# Oak eggs



## irishteabear (Sep 1, 2009)

These are* almost* too pretty to eat. 
	

	
	
		
		



		
			






 I put a dozen extra large eggs on the brinkmann today while I was smoking some cured pork chops. I used mostly oak with a little bit of lump. These are so good! Temp was about 230-250 and they were smoked about 3 hrs.



Peeled and cut in half after cooling.



They turned out to be the best batch yet and I've done at least 6 dozen so far.   You could really taste the smoke this time verses any of the other times, not sure if it's the wood or the method.   I will do a repeat smoke in a couple of days to see if I get the same results.   These eggs disappear fast here.


----------



## beer-b-q (Sep 1, 2009)

They are pretty, how do they taste?


----------



## irishteabear (Sep 1, 2009)

I stated in the post "They turned out to be the best batch yet and I've done at least 6 dozen so far. You could really taste the smoke this time verses any of the other times"   It's at the very end of the post.


----------



## rivet (Sep 2, 2009)

Dawn, those are some of the prettiest Pterodactyl Eggs I've seen! Congratulations to you and makes me have to try them over oak...never used that wood for them.


----------



## alx (Sep 2, 2009)

Those look fantastic.I need to try this your way.


----------



## bigtrain74 (Sep 2, 2009)

Nice Dawn,
I don't know why I keep putting this off... Im sure they are so dang easy, I just forget to throw one or two of them on.


----------



## mikey (Sep 2, 2009)

Those huevos look outstanding. Awesome color!


----------



## oldschoolbbq (Sep 2, 2009)

Do yourself a favor and put dozens on, they are really good. and the family won't let you get away with 2!!!!!


----------



## bluefrog (Sep 3, 2009)

Those eggs are magnificent!  I have done them several times but have been taking them off too sone.  Will try them for 3.5 hrs.

Scott


----------



## newb (Sep 3, 2009)

Dumb question but I never thought about eggs before and that sounds great....do they get put on raw? I don't want to clean up egg from the smoker :) - 



--EDIT--

NM the question...found my answer :)


----------



## mballi3011 (Sep 3, 2009)

Dawn those look awesome so nice and brown. You said you could taste the smoke more this time maybe because the type of wood. Oak is a strong flavored wood. so I think I have a smoke planned for tonight if so I'm going to try them and I'll let you know how they come out.

^^^^

#### [Problems to work on]
(1) Decide whether each statement agrees with the forum thread on oak-smoked eggs. For each one, answer yes or no and quote the words of the thread that decide it.
(a) The eggs were smoked for about three hours.
(b) The eggs were smoked mainly over hickory.
(c) The eggs were peeled before they went into the smoker.
(2) Transcribe the lines of the entries, beginning with the first line of the entries and continuing through the line that contains "formula-ii: P-Sp-Ar-Sp-Ar-Sp-P (II)".

#### [Exercise material]
^^^^

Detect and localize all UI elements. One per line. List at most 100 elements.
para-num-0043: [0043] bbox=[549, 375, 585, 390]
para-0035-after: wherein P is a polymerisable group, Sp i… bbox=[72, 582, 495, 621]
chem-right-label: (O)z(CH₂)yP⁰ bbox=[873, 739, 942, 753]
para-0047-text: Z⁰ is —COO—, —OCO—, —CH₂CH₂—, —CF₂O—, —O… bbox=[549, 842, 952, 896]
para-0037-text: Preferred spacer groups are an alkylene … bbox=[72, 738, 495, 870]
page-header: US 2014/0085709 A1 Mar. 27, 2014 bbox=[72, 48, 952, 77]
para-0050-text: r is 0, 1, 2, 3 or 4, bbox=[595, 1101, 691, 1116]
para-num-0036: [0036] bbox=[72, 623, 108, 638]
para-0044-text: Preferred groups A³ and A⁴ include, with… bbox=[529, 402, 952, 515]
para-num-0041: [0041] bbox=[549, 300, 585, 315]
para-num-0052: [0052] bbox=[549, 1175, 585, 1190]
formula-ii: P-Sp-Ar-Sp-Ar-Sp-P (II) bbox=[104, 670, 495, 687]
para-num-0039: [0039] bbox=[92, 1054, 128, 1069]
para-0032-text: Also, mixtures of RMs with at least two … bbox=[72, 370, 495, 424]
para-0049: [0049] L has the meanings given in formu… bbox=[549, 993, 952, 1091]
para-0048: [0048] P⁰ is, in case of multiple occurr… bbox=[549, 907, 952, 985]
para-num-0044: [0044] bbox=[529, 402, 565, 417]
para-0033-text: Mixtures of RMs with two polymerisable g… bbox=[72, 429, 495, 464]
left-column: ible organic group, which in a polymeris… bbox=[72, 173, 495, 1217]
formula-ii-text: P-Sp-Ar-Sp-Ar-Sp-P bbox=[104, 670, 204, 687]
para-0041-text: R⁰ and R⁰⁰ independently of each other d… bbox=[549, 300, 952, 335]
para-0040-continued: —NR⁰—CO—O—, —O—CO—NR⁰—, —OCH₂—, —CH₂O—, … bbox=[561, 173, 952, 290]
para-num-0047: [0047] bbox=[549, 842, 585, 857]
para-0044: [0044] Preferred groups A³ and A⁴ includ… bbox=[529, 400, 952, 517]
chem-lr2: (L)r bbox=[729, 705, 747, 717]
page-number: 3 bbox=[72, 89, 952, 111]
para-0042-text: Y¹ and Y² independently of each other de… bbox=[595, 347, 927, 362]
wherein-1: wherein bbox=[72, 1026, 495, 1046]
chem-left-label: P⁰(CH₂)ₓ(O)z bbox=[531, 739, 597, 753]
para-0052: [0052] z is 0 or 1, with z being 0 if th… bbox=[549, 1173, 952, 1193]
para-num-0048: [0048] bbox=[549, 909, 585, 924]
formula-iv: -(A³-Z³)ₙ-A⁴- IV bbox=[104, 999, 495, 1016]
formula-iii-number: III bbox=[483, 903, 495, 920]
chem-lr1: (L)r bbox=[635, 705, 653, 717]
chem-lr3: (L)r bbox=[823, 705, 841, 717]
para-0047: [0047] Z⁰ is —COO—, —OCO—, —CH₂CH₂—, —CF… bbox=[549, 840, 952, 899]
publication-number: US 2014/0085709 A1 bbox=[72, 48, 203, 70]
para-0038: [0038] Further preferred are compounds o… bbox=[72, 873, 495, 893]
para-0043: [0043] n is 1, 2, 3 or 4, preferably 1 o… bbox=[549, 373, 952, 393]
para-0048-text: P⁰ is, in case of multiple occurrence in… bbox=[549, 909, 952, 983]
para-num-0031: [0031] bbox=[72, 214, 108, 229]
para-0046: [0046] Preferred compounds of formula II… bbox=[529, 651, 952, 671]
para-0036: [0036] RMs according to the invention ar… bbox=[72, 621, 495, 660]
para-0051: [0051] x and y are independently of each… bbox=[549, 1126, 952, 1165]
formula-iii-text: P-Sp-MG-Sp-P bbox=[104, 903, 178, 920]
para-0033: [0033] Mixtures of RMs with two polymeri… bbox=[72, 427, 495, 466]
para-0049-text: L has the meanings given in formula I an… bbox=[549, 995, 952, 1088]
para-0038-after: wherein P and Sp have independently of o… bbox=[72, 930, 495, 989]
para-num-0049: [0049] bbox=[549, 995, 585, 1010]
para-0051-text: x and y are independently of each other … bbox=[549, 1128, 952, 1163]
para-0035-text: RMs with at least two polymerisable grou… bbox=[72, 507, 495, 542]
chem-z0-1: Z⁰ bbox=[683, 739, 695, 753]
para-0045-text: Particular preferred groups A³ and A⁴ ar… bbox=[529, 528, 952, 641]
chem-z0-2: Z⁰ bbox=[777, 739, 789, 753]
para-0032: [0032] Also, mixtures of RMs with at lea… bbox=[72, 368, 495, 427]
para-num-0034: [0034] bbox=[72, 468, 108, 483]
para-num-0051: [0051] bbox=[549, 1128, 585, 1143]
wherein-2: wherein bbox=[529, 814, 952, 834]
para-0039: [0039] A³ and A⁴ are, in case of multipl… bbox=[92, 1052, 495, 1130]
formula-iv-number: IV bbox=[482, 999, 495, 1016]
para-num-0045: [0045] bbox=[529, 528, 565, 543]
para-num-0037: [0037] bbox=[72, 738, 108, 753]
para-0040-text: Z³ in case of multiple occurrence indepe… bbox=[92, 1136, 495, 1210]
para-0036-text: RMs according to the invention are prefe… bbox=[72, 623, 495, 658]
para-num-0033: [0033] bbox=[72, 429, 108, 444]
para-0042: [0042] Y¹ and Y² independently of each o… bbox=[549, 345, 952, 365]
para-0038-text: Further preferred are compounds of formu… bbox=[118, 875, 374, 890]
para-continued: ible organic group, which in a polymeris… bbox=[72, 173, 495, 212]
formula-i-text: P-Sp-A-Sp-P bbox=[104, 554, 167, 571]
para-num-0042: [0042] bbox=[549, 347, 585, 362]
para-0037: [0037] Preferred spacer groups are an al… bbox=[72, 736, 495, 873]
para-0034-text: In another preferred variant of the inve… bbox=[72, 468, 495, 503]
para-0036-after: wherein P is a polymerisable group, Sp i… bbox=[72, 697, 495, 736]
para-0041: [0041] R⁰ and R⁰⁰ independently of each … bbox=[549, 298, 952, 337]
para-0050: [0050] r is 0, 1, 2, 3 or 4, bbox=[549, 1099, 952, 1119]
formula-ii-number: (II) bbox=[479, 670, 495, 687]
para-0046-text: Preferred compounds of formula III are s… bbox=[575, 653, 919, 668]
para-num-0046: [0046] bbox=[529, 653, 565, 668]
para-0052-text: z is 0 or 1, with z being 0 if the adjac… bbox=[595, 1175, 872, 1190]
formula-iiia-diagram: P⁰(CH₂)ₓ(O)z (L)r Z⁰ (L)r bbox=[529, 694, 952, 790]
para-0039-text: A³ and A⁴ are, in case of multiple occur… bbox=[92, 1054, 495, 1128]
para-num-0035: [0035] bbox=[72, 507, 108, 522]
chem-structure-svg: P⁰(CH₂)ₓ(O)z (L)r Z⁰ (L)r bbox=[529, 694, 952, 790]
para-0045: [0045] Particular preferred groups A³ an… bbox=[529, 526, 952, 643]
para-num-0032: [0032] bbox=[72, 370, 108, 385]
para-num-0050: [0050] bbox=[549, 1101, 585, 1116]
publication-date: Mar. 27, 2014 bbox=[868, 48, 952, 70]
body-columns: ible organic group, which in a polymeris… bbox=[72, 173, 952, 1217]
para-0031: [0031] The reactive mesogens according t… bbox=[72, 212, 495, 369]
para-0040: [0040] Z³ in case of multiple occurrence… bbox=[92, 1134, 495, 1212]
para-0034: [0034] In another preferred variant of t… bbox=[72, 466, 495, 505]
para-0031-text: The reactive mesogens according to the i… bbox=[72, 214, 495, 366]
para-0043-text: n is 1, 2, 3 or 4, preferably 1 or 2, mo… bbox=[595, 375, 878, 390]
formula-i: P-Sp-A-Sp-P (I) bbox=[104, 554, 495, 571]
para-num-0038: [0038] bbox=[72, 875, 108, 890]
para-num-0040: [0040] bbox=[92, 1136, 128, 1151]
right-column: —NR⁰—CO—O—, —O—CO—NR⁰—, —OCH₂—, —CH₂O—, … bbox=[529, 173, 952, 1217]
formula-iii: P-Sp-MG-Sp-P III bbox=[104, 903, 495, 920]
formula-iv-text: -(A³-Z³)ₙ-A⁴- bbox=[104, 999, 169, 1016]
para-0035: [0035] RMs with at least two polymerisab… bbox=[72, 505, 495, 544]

^^^^

#### [Solutions to each task]
(1)
(a) Yes: "they were smoked about 3 hrs."
(b) No: "I used mostly oak with a little bit of lump."
(c) No: "Peeled and cut in half after cooling."

(2)
Detect and localize all UI elements. One per line. List at most 100 elements.
para-num-0043: [0043] bbox=[549, 375, 585, 390]
para-0035-after: wherein P is a polymerisable group, Sp i… bbox=[72, 582, 495, 621]
chem-right-label: (O)z(CH₂)yP⁰ bbox=[873, 739, 942, 753]
para-0047-text: Z⁰ is —COO—, —OCO—, —CH₂CH₂—, —CF₂O—, —O… bbox=[549, 842, 952, 896]
para-0037-text: Preferred spacer groups are an alkylene … bbox=[72, 738, 495, 870]
page-header: US 2014/0085709 A1 Mar. 27, 2014 bbox=[72, 48, 952, 77]
para-0050-text: r is 0, 1, 2, 3 or 4, bbox=[595, 1101, 691, 1116]
para-num-0036: [0036] bbox=[72, 623, 108, 638]
para-0044-text: Preferred groups A³ and A⁴ include, with… bbox=[529, 402, 952, 515]
para-num-0041: [0041] bbox=[549, 300, 585, 315]
para-num-0052: [0052] bbox=[549, 1175, 585, 1190]
formula-ii: P-Sp-Ar-Sp-Ar-Sp-P (II) bbox=[104, 670, 495, 687]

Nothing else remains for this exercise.